## Stated goal:
Leave out the pictures and copy the remaining records exactly.
--------------------
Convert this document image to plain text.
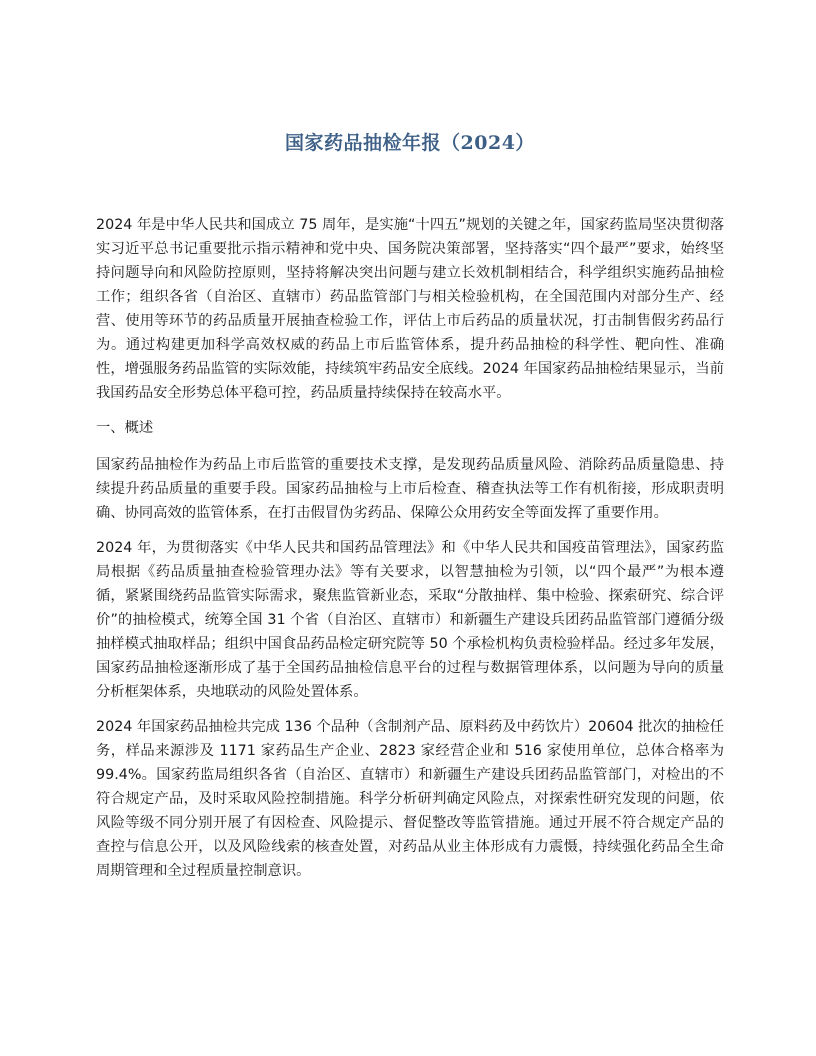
国家药品抽检年报（2024）

2024 年是中华人民共和国成立 75 周年，是实施“十四五”规划的关键之年，国家药监局坚决贯彻落实习近平总书记重要批示指示精神和党中央、国务院决策部署，坚持落实“四个最严”要求，始终坚持问题导向和风险防控原则，坚持将解决突出问题与建立长效机制相结合，科学组织实施药品抽检工作；组织各省（自治区、直辖市）药品监管部门与相关检验机构，在全国范围内对部分生产、经营、使用等环节的药品质量开展抽查检验工作，评估上市后药品的质量状况，打击制售假劣药品行为。通过构建更加科学高效权威的药品上市后监管体系，提升药品抽检的科学性、靶向性、准确性，增强服务药品监管的实际效能，持续筑牢药品安全底线。2024 年国家药品抽检结果显示，当前我国药品安全形势总体平稳可控，药品质量持续保持在较高水平。

一、概述

国家药品抽检作为药品上市后监管的重要技术支撑，是发现药品质量风险、消除药品质量隐患、持续提升药品质量的重要手段。国家药品抽检与上市后检查、稽查执法等工作有机衔接，形成职责明确、协同高效的监管体系，在打击假冒伪劣药品、保障公众用药安全等面发挥了重要作用。

2024 年，为贯彻落实《中华人民共和国药品管理法》和《中华人民共和国疫苗管理法》，国家药监局根据《药品质量抽查检验管理办法》等有关要求，以智慧抽检为引领，以“四个最严”为根本遵循，紧紧围绕药品监管实际需求，聚焦监管新业态，采取“分散抽样、集中检验、探索研究、综合评价”的抽检模式，统筹全国 31 个省（自治区、直辖市）和新疆生产建设兵团药品监管部门遵循分级抽样模式抽取样品；组织中国食品药品检定研究院等 50 个承检机构负责检验样品。经过多年发展，国家药品抽检逐渐形成了基于全国药品抽检信息平台的过程与数据管理体系，以问题为导向的质量分析框架体系，央地联动的风险处置体系。

2024 年国家药品抽检共完成 136 个品种（含制剂产品、原料药及中药饮片）20604 批次的抽检任务，样品来源涉及 1171 家药品生产企业、2823 家经营企业和 516 家使用单位，总体合格率为 99.4%。国家药监局组织各省（自治区、直辖市）和新疆生产建设兵团药品监管部门，对检出的不符合规定产品，及时采取风险控制措施。科学分析研判确定风险点，对探索性研究发现的问题，依风险等级不同分别开展了有因检查、风险提示、督促整改等监管措施。通过开展不符合规定产品的查控与信息公开，以及风险线索的核查处置，对药品从业主体形成有力震慑，持续强化药品全生命周期管理和全过程质量控制意识。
--------------------
## Written reply:
Convert this document image to plain text.
国家药品抽检年报（2024）

2024 年是中华人民共和国成立 75 周年，是实施“十四五”规划的关键之年，国家药监局坚决贯彻落实习近平总书记重要批示指示精神和党中央、国务院决策部署，坚持落实“四个最严”要求，始终坚持问题导向和风险防控原则，坚持将解决突出问题与建立长效机制相结合，科学组织实施药品抽检工作；组织各省（自治区、直辖市）药品监管部门与相关检验机构，在全国范围内对部分生产、经营、使用等环节的药品质量开展抽查检验工作，评估上市后药品的质量状况，打击制售假劣药品行为。通过构建更加科学高效权威的药品上市后监管体系，提升药品抽检的科学性、靶向性、准确性，增强服务药品监管的实际效能，持续筑牢药品安全底线。2024 年国家药品抽检结果显示，当前我国药品安全形势总体平稳可控，药品质量持续保持在较高水平。

一、概述

国家药品抽检作为药品上市后监管的重要技术支撑，是发现药品质量风险、消除药品质量隐患、持续提升药品质量的重要手段。国家药品抽检与上市后检查、稽查执法等工作有机衔接，形成职责明确、协同高效的监管体系，在打击假冒伪劣药品、保障公众用药安全等面发挥了重要作用。

2024 年，为贯彻落实《中华人民共和国药品管理法》和《中华人民共和国疫苗管理法》，国家药监局根据《药品质量抽查检验管理办法》等有关要求，以智慧抽检为引领，以“四个最严”为根本遵循，紧紧围绕药品监管实际需求，聚焦监管新业态，采取“分散抽样、集中检验、探索研究、综合评价”的抽检模式，统筹全国 31 个省（自治区、直辖市）和新疆生产建设兵团药品监管部门遵循分级抽样模式抽取样品；组织中国食品药品检定研究院等 50 个承检机构负责检验样品。经过多年发展，国家药品抽检逐渐形成了基于全国药品抽检信息平台的过程与数据管理体系，以问题为导向的质量分析框架体系，央地联动的风险处置体系。

2024 年国家药品抽检共完成 136 个品种（含制剂产品、原料药及中药饮片）20604 批次的抽检任务，样品来源涉及 1171 家药品生产企业、2823 家经营企业和 516 家使用单位，总体合格率为 99.4%。国家药监局组织各省（自治区、直辖市）和新疆生产建设兵团药品监管部门，对检出的不符合规定产品，及时采取风险控制措施。科学分析研判确定风险点，对探索性研究发现的问题，依风险等级不同分别开展了有因检查、风险提示、督促整改等监管措施。通过开展不符合规定产品的查控与信息公开，以及风险线索的核查处置，对药品从业主体形成有力震慑，持续强化药品全生命周期管理和全过程质量控制意识。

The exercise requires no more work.